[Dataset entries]
——

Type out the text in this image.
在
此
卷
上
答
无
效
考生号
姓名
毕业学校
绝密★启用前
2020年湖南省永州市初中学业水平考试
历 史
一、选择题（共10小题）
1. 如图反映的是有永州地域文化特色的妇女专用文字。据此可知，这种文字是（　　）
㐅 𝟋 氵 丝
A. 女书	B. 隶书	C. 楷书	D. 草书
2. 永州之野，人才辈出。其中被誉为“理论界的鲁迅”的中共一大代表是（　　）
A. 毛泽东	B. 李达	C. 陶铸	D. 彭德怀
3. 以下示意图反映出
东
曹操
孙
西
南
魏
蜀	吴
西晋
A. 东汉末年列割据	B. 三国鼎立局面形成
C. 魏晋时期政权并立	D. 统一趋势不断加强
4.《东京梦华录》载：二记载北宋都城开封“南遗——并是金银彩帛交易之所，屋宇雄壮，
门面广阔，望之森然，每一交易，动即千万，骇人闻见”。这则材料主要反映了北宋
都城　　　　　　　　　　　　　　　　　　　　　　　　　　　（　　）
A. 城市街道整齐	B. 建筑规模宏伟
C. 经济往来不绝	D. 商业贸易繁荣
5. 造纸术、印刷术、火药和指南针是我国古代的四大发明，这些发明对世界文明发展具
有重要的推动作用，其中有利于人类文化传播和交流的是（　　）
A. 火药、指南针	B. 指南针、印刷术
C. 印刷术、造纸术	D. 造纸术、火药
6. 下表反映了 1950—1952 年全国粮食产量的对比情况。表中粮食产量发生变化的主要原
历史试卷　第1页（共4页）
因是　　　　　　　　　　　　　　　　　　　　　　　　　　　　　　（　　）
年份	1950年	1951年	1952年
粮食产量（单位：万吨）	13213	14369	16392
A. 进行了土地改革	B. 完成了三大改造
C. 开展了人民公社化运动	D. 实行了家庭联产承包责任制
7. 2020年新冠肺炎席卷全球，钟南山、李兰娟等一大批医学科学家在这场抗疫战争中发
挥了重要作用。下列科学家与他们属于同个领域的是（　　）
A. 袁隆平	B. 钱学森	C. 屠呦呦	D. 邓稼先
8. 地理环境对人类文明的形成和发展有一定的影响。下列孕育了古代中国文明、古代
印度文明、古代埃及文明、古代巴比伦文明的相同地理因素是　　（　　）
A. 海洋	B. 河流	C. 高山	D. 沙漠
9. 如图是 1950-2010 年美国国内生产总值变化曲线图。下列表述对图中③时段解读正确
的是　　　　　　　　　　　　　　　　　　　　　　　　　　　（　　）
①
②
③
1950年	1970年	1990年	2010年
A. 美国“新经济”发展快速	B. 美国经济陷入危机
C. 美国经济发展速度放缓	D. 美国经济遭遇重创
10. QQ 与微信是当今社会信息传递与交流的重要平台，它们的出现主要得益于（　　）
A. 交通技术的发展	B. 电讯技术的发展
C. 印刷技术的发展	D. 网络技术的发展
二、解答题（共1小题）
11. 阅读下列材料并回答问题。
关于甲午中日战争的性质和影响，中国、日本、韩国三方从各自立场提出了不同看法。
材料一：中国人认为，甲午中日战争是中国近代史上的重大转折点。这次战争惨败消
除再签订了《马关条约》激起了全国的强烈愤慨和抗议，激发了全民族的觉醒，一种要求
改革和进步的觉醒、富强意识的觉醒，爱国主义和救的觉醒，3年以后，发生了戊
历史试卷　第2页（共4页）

——

TASK DESCRIPTION
Exactly as shown above, return every record.

RESPONSE TO THIS TASK
Type out the text in this image.
在
此
卷
上
答
无
效
考生号
姓名
毕业学校
绝密★启用前
2020年湖南省永州市初中学业水平考试
历 史
一、选择题（共10小题）
1. 如图反映的是有永州地域文化特色的妇女专用文字。据此可知，这种文字是（　　）
㐅 𝟋 氵 丝
A. 女书	B. 隶书	C. 楷书	D. 草书
2. 永州之野，人才辈出。其中被誉为“理论界的鲁迅”的中共一大代表是（　　）
A. 毛泽东	B. 李达	C. 陶铸	D. 彭德怀
3. 以下示意图反映出
东
曹操
孙
西
南
魏
蜀	吴
西晋
A. 东汉末年列割据	B. 三国鼎立局面形成
C. 魏晋时期政权并立	D. 统一趋势不断加强
4.《东京梦华录》载：二记载北宋都城开封“南遗——并是金银彩帛交易之所，屋宇雄壮，
门面广阔，望之森然，每一交易，动即千万，骇人闻见”。这则材料主要反映了北宋
都城　　　　　　　　　　　　　　　　　　　　　　　　　　　（　　）
A. 城市街道整齐	B. 建筑规模宏伟
C. 经济往来不绝	D. 商业贸易繁荣
5. 造纸术、印刷术、火药和指南针是我国古代的四大发明，这些发明对世界文明发展具
有重要的推动作用，其中有利于人类文化传播和交流的是（　　）
A. 火药、指南针	B. 指南针、印刷术
C. 印刷术、造纸术	D. 造纸术、火药
6. 下表反映了 1950—1952 年全国粮食产量的对比情况。表中粮食产量发生变化的主要原
历史试卷　第1页（共4页）
因是　　　　　　　　　　　　　　　　　　　　　　　　　　　　　　（　　）
年份	1950年	1951年	1952年
粮食产量（单位：万吨）	13213	14369	16392
A. 进行了土地改革	B. 完成了三大改造
C. 开展了人民公社化运动	D. 实行了家庭联产承包责任制
7. 2020年新冠肺炎席卷全球，钟南山、李兰娟等一大批医学科学家在这场抗疫战争中发
挥了重要作用。下列科学家与他们属于同个领域的是（　　）
A. 袁隆平	B. 钱学森	C. 屠呦呦	D. 邓稼先
8. 地理环境对人类文明的形成和发展有一定的影响。下列孕育了古代中国文明、古代
印度文明、古代埃及文明、古代巴比伦文明的相同地理因素是　　（　　）
A. 海洋	B. 河流	C. 高山	D. 沙漠
9. 如图是 1950-2010 年美国国内生产总值变化曲线图。下列表述对图中③时段解读正确
的是　　　　　　　　　　　　　　　　　　　　　　　　　　　（　　）
①
②
③
1950年	1970年	1990年	2010年
A. 美国“新经济”发展快速	B. 美国经济陷入危机
C. 美国经济发展速度放缓	D. 美国经济遭遇重创
10. QQ 与微信是当今社会信息传递与交流的重要平台，它们的出现主要得益于（　　）
A. 交通技术的发展	B. 电讯技术的发展
C. 印刷技术的发展	D. 网络技术的发展
二、解答题（共1小题）
11. 阅读下列材料并回答问题。
关于甲午中日战争的性质和影响，中国、日本、韩国三方从各自立场提出了不同看法。
材料一：中国人认为，甲午中日战争是中国近代史上的重大转折点。这次战争惨败消
除再签订了《马关条约》激起了全国的强烈愤慨和抗议，激发了全民族的觉醒，一种要求
改革和进步的觉醒、富强意识的觉醒，爱国主义和救的觉醒，3年以后，发生了戊
历史试卷　第2页（共4页）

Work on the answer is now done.